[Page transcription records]
= = =

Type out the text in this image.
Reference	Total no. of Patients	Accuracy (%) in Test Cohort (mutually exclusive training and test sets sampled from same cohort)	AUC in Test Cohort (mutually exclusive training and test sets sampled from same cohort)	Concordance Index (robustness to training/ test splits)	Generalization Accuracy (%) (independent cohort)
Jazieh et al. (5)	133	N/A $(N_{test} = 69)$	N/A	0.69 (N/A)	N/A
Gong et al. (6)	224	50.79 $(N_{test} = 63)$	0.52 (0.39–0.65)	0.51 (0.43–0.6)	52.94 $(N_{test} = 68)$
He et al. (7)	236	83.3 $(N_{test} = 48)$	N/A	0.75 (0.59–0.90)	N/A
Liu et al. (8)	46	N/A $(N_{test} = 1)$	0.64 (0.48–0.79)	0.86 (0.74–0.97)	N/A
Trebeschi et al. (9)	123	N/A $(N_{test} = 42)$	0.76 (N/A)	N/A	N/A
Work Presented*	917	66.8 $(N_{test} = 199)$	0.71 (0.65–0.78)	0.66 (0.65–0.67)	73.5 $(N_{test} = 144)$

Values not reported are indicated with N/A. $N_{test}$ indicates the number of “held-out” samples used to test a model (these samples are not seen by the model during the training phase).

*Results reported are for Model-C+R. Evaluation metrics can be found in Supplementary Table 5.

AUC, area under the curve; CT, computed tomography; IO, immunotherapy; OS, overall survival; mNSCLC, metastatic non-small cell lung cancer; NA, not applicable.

= = =

What the task requires: Scan the records above for the string "reported", then select every line that holds it.

Exercise output:
Values not reported are indicated with N/A. $N_{test}$ indicates the number of “held-out” samples used to test a model (these samples are not seen by the model during the training phase).
*Results reported are for Model-C+R. Evaluation metrics can be found in Supplementary Table 5.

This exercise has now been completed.